PROMPT
Restate the records below word for word, and omit the images they hold.
[Start of THE INPUT]
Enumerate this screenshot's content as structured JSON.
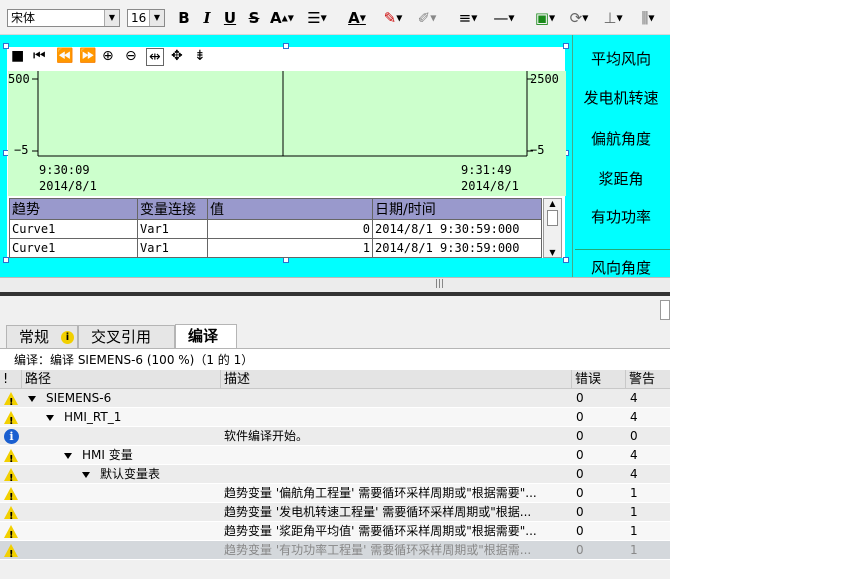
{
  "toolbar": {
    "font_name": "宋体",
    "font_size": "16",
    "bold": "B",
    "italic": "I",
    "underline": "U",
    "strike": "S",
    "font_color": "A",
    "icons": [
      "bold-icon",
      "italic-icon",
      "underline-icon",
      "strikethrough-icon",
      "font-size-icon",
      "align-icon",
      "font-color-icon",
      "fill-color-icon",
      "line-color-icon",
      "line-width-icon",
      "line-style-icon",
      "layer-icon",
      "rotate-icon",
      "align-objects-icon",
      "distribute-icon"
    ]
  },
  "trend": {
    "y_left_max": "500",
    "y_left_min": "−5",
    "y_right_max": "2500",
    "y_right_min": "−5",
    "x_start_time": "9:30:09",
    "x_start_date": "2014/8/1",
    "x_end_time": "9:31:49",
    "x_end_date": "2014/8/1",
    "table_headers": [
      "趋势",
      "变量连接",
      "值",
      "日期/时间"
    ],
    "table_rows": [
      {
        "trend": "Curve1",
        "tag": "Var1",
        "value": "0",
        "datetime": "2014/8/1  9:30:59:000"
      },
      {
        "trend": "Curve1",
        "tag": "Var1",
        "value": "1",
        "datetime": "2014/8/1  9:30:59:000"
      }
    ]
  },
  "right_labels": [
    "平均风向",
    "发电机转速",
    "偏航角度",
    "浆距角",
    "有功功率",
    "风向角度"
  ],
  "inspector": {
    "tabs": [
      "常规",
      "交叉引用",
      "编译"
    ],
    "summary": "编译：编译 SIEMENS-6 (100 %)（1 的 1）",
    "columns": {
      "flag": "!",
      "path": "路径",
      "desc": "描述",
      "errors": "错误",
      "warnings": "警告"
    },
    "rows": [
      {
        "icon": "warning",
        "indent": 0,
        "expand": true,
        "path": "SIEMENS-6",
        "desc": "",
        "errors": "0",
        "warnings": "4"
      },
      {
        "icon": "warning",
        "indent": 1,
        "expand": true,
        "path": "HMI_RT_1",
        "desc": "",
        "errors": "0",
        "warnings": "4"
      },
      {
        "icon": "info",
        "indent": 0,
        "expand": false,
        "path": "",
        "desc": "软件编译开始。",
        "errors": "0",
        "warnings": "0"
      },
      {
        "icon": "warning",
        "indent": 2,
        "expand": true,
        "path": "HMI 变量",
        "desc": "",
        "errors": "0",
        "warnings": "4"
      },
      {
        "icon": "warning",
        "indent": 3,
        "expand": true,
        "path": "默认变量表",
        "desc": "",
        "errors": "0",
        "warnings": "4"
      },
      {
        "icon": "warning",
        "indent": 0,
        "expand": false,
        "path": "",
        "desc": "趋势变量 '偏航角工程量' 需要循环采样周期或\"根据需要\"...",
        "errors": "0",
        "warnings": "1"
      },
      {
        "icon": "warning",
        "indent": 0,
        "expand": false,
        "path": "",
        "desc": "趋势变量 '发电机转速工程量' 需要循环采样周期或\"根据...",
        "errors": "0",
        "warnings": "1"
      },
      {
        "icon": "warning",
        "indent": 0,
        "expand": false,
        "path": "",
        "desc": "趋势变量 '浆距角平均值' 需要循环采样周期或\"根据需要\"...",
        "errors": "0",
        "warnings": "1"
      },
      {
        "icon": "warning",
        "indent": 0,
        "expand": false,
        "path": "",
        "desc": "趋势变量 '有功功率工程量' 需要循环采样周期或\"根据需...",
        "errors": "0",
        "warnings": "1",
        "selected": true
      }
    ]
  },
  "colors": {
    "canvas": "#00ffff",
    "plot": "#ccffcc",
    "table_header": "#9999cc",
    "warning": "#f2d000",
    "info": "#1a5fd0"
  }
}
[End of THE INPUT]
SOLUTION TO THIS TASK
Enumerate this screenshot's content as structured JSON.
{
  "toolbar": {
    "font_name": "宋体",
    "font_size": "16",
    "bold": "B",
    "italic": "I",
    "underline": "U",
    "strike": "S",
    "font_color": "A",
    "icons": [
      "bold-icon",
      "italic-icon",
      "underline-icon",
      "strikethrough-icon",
      "font-size-icon",
      "align-icon",
      "font-color-icon",
      "fill-color-icon",
      "line-color-icon",
      "line-width-icon",
      "line-style-icon",
      "layer-icon",
      "rotate-icon",
      "align-objects-icon",
      "distribute-icon"
    ]
  },
  "trend": {
    "y_left_max": "500",
    "y_left_min": "−5",
    "y_right_max": "2500",
    "y_right_min": "−5",
    "x_start_time": "9:30:09",
    "x_start_date": "2014/8/1",
    "x_end_time": "9:31:49",
    "x_end_date": "2014/8/1",
    "table_headers": [
      "趋势",
      "变量连接",
      "值",
      "日期/时间"
    ],
    "table_rows": [
      {
        "trend": "Curve1",
        "tag": "Var1",
        "value": "0",
        "datetime": "2014/8/1  9:30:59:000"
      },
      {
        "trend": "Curve1",
        "tag": "Var1",
        "value": "1",
        "datetime": "2014/8/1  9:30:59:000"
      }
    ]
  },
  "right_labels": [
    "平均风向",
    "发电机转速",
    "偏航角度",
    "浆距角",
    "有功功率",
    "风向角度"
  ],
  "inspector": {
    "tabs": [
      "常规",
      "交叉引用",
      "编译"
    ],
    "summary": "编译：编译 SIEMENS-6 (100 %)（1 的 1）",
    "columns": {
      "flag": "!",
      "path": "路径",
      "desc": "描述",
      "errors": "错误",
      "warnings": "警告"
    },
    "rows": [
      {
        "icon": "warning",
        "indent": 0,
        "expand": true,
        "path": "SIEMENS-6",
        "desc": "",
        "errors": "0",
        "warnings": "4"
      },
      {
        "icon": "warning",
        "indent": 1,
        "expand": true,
        "path": "HMI_RT_1",
        "desc": "",
        "errors": "0",
        "warnings": "4"
      },
      {
        "icon": "info",
        "indent": 0,
        "expand": false,
        "path": "",
        "desc": "软件编译开始。",
        "errors": "0",
        "warnings": "0"
      },
      {
        "icon": "warning",
        "indent": 2,
        "expand": true,
        "path": "HMI 变量",
        "desc": "",
        "errors": "0",
        "warnings": "4"
      },
      {
        "icon": "warning",
        "indent": 3,
        "expand": true,
        "path": "默认变量表",
        "desc": "",
        "errors": "0",
        "warnings": "4"
      },
      {
        "icon": "warning",
        "indent": 0,
        "expand": false,
        "path": "",
        "desc": "趋势变量 '偏航角工程量' 需要循环采样周期或\"根据需要\"...",
        "errors": "0",
        "warnings": "1"
      },
      {
        "icon": "warning",
        "indent": 0,
        "expand": false,
        "path": "",
        "desc": "趋势变量 '发电机转速工程量' 需要循环采样周期或\"根据...",
        "errors": "0",
        "warnings": "1"
      },
      {
        "icon": "warning",
        "indent": 0,
        "expand": false,
        "path": "",
        "desc": "趋势变量 '浆距角平均值' 需要循环采样周期或\"根据需要\"...",
        "errors": "0",
        "warnings": "1"
      },
      {
        "icon": "warning",
        "indent": 0,
        "expand": false,
        "path": "",
        "desc": "趋势变量 '有功功率工程量' 需要循环采样周期或\"根据需...",
        "errors": "0",
        "warnings": "1",
        "selected": true
      }
    ]
  },
  "colors": {
    "canvas": "#00ffff",
    "plot": "#ccffcc",
    "table_header": "#9999cc",
    "warning": "#f2d000",
    "info": "#1a5fd0"
  }
}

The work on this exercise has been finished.